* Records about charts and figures
+ + + + + + +

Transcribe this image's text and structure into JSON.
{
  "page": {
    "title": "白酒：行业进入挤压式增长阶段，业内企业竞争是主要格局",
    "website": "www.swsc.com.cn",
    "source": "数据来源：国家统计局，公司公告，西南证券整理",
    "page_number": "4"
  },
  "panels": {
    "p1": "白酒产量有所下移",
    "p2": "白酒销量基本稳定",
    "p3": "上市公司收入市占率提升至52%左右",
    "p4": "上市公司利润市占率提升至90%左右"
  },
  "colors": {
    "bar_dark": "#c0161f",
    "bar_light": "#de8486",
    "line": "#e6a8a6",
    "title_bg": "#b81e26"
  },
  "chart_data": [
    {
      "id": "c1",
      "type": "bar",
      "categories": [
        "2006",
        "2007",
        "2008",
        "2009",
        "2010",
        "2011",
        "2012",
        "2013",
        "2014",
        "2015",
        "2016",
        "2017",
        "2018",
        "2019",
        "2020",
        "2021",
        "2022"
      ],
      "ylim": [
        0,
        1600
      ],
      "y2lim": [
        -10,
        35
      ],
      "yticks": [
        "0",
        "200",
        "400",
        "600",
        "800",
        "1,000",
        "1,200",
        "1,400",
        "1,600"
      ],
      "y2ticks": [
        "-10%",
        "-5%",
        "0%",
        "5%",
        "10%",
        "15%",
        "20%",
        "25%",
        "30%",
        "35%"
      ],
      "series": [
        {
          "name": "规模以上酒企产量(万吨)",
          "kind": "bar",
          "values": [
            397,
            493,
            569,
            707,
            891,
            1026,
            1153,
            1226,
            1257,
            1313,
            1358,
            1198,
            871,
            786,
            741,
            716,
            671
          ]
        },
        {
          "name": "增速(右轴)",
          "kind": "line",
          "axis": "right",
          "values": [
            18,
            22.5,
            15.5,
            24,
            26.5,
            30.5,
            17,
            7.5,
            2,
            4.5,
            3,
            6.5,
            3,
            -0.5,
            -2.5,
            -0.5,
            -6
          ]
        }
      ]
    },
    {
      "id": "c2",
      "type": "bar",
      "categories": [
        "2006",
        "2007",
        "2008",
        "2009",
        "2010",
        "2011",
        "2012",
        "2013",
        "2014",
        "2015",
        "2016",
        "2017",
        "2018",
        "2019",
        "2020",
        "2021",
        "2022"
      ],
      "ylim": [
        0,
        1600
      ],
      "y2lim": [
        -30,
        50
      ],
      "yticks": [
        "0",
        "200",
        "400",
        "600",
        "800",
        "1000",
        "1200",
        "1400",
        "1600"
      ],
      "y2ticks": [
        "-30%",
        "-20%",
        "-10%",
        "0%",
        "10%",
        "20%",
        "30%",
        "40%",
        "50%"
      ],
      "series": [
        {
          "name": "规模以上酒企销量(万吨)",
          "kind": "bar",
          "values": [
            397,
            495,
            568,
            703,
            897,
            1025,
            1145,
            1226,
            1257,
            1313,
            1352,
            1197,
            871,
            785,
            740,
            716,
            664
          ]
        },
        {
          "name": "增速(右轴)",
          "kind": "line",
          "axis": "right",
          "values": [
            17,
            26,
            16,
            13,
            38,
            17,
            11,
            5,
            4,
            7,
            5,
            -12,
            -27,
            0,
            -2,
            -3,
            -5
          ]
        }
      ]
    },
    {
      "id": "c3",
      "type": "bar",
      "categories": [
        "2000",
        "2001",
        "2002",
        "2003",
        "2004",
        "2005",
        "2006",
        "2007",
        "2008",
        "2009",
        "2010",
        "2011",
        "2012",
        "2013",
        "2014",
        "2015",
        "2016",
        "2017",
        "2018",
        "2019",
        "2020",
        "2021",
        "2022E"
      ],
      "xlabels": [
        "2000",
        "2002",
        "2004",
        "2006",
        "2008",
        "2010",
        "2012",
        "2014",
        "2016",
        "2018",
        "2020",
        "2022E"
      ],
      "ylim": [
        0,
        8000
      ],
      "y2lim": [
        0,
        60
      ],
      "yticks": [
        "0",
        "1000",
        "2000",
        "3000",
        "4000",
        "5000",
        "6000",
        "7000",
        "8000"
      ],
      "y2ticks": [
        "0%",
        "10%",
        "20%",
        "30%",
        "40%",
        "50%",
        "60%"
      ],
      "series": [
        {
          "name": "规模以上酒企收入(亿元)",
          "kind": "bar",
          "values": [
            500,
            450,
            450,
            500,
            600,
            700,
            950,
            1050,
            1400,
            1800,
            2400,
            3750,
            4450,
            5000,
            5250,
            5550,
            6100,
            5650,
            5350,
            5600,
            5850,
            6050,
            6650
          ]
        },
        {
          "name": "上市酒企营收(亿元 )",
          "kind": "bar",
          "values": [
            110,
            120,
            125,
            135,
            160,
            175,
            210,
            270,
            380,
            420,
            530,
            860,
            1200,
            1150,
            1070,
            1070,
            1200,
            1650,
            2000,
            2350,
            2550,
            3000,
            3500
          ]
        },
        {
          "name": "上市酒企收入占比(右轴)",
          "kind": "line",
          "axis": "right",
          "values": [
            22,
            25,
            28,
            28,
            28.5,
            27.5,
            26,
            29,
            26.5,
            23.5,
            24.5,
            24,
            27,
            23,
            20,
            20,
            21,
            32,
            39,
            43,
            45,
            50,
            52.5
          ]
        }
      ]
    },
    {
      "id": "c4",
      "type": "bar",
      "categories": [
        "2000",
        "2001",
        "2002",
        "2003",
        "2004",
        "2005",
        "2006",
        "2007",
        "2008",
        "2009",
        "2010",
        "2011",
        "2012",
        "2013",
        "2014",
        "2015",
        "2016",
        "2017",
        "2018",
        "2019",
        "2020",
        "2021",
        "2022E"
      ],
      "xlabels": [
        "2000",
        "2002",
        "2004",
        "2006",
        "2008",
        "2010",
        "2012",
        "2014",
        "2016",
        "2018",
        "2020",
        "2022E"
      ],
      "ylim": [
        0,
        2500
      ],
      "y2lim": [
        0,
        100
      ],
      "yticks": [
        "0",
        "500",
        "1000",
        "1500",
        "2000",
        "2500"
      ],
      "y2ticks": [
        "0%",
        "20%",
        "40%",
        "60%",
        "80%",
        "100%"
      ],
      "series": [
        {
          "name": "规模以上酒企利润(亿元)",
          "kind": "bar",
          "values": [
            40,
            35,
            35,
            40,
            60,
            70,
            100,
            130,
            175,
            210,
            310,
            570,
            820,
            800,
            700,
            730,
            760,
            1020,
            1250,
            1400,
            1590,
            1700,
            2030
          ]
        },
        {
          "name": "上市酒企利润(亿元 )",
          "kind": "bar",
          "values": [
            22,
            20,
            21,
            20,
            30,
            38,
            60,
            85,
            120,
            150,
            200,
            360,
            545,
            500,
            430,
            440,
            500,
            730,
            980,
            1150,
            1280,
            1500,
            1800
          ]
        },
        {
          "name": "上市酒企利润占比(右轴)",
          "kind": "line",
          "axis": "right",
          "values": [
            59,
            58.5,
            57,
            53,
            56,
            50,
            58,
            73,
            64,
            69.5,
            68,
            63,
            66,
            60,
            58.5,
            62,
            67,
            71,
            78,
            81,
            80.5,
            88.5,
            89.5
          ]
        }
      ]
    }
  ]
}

+ + + + + + +

* WRITTEN REQUEST
Restate all of the entries above precisely.

* RIGHT ANSWER
Transcribe this image's text and structure into JSON.
{
  "page": {
    "title": "白酒：行业进入挤压式增长阶段，业内企业竞争是主要格局",
    "website": "www.swsc.com.cn",
    "source": "数据来源：国家统计局，公司公告，西南证券整理",
    "page_number": "4"
  },
  "panels": {
    "p1": "白酒产量有所下移",
    "p2": "白酒销量基本稳定",
    "p3": "上市公司收入市占率提升至52%左右",
    "p4": "上市公司利润市占率提升至90%左右"
  },
  "colors": {
    "bar_dark": "#c0161f",
    "bar_light": "#de8486",
    "line": "#e6a8a6",
    "title_bg": "#b81e26"
  },
  "chart_data": [
    {
      "id": "c1",
      "type": "bar",
      "categories": [
        "2006",
        "2007",
        "2008",
        "2009",
        "2010",
        "2011",
        "2012",
        "2013",
        "2014",
        "2015",
        "2016",
        "2017",
        "2018",
        "2019",
        "2020",
        "2021",
        "2022"
      ],
      "ylim": [
        0,
        1600
      ],
      "y2lim": [
        -10,
        35
      ],
      "yticks": [
        "0",
        "200",
        "400",
        "600",
        "800",
        "1,000",
        "1,200",
        "1,400",
        "1,600"
      ],
      "y2ticks": [
        "-10%",
        "-5%",
        "0%",
        "5%",
        "10%",
        "15%",
        "20%",
        "25%",
        "30%",
        "35%"
      ],
      "series": [
        {
          "name": "规模以上酒企产量(万吨)",
          "kind": "bar",
          "values": [
            397,
            493,
            569,
            707,
            891,
            1026,
            1153,
            1226,
            1257,
            1313,
            1358,
            1198,
            871,
            786,
            741,
            716,
            671
          ]
        },
        {
          "name": "增速(右轴)",
          "kind": "line",
          "axis": "right",
          "values": [
            18,
            22.5,
            15.5,
            24,
            26.5,
            30.5,
            17,
            7.5,
            2,
            4.5,
            3,
            6.5,
            3,
            -0.5,
            -2.5,
            -0.5,
            -6
          ]
        }
      ]
    },
    {
      "id": "c2",
      "type": "bar",
      "categories": [
        "2006",
        "2007",
        "2008",
        "2009",
        "2010",
        "2011",
        "2012",
        "2013",
        "2014",
        "2015",
        "2016",
        "2017",
        "2018",
        "2019",
        "2020",
        "2021",
        "2022"
      ],
      "ylim": [
        0,
        1600
      ],
      "y2lim": [
        -30,
        50
      ],
      "yticks": [
        "0",
        "200",
        "400",
        "600",
        "800",
        "1000",
        "1200",
        "1400",
        "1600"
      ],
      "y2ticks": [
        "-30%",
        "-20%",
        "-10%",
        "0%",
        "10%",
        "20%",
        "30%",
        "40%",
        "50%"
      ],
      "series": [
        {
          "name": "规模以上酒企销量(万吨)",
          "kind": "bar",
          "values": [
            397,
            495,
            568,
            703,
            897,
            1025,
            1145,
            1226,
            1257,
            1313,
            1352,
            1197,
            871,
            785,
            740,
            716,
            664
          ]
        },
        {
          "name": "增速(右轴)",
          "kind": "line",
          "axis": "right",
          "values": [
            17,
            26,
            16,
            13,
            38,
            17,
            11,
            5,
            4,
            7,
            5,
            -12,
            -27,
            0,
            -2,
            -3,
            -5
          ]
        }
      ]
    },
    {
      "id": "c3",
      "type": "bar",
      "categories": [
        "2000",
        "2001",
        "2002",
        "2003",
        "2004",
        "2005",
        "2006",
        "2007",
        "2008",
        "2009",
        "2010",
        "2011",
        "2012",
        "2013",
        "2014",
        "2015",
        "2016",
        "2017",
        "2018",
        "2019",
        "2020",
        "2021",
        "2022E"
      ],
      "xlabels": [
        "2000",
        "2002",
        "2004",
        "2006",
        "2008",
        "2010",
        "2012",
        "2014",
        "2016",
        "2018",
        "2020",
        "2022E"
      ],
      "ylim": [
        0,
        8000
      ],
      "y2lim": [
        0,
        60
      ],
      "yticks": [
        "0",
        "1000",
        "2000",
        "3000",
        "4000",
        "5000",
        "6000",
        "7000",
        "8000"
      ],
      "y2ticks": [
        "0%",
        "10%",
        "20%",
        "30%",
        "40%",
        "50%",
        "60%"
      ],
      "series": [
        {
          "name": "规模以上酒企收入(亿元)",
          "kind": "bar",
          "values": [
            500,
            450,
            450,
            500,
            600,
            700,
            950,
            1050,
            1400,
            1800,
            2400,
            3750,
            4450,
            5000,
            5250,
            5550,
            6100,
            5650,
            5350,
            5600,
            5850,
            6050,
            6650
          ]
        },
        {
          "name": "上市酒企营收(亿元 )",
          "kind": "bar",
          "values": [
            110,
            120,
            125,
            135,
            160,
            175,
            210,
            270,
            380,
            420,
            530,
            860,
            1200,
            1150,
            1070,
            1070,
            1200,
            1650,
            2000,
            2350,
            2550,
            3000,
            3500
          ]
        },
        {
          "name": "上市酒企收入占比(右轴)",
          "kind": "line",
          "axis": "right",
          "values": [
            22,
            25,
            28,
            28,
            28.5,
            27.5,
            26,
            29,
            26.5,
            23.5,
            24.5,
            24,
            27,
            23,
            20,
            20,
            21,
            32,
            39,
            43,
            45,
            50,
            52.5
          ]
        }
      ]
    },
    {
      "id": "c4",
      "type": "bar",
      "categories": [
        "2000",
        "2001",
        "2002",
        "2003",
        "2004",
        "2005",
        "2006",
        "2007",
        "2008",
        "2009",
        "2010",
        "2011",
        "2012",
        "2013",
        "2014",
        "2015",
        "2016",
        "2017",
        "2018",
        "2019",
        "2020",
        "2021",
        "2022E"
      ],
      "xlabels": [
        "2000",
        "2002",
        "2004",
        "2006",
        "2008",
        "2010",
        "2012",
        "2014",
        "2016",
        "2018",
        "2020",
        "2022E"
      ],
      "ylim": [
        0,
        2500
      ],
      "y2lim": [
        0,
        100
      ],
      "yticks": [
        "0",
        "500",
        "1000",
        "1500",
        "2000",
        "2500"
      ],
      "y2ticks": [
        "0%",
        "20%",
        "40%",
        "60%",
        "80%",
        "100%"
      ],
      "series": [
        {
          "name": "规模以上酒企利润(亿元)",
          "kind": "bar",
          "values": [
            40,
            35,
            35,
            40,
            60,
            70,
            100,
            130,
            175,
            210,
            310,
            570,
            820,
            800,
            700,
            730,
            760,
            1020,
            1250,
            1400,
            1590,
            1700,
            2030
          ]
        },
        {
          "name": "上市酒企利润(亿元 )",
          "kind": "bar",
          "values": [
            22,
            20,
            21,
            20,
            30,
            38,
            60,
            85,
            120,
            150,
            200,
            360,
            545,
            500,
            430,
            440,
            500,
            730,
            980,
            1150,
            1280,
            1500,
            1800
          ]
        },
        {
          "name": "上市酒企利润占比(右轴)",
          "kind": "line",
          "axis": "right",
          "values": [
            59,
            58.5,
            57,
            53,
            56,
            50,
            58,
            73,
            64,
            69.5,
            68,
            63,
            66,
            60,
            58.5,
            62,
            67,
            71,
            78,
            81,
            80.5,
            88.5,
            89.5
          ]
        }
      ]
    }
  ]
}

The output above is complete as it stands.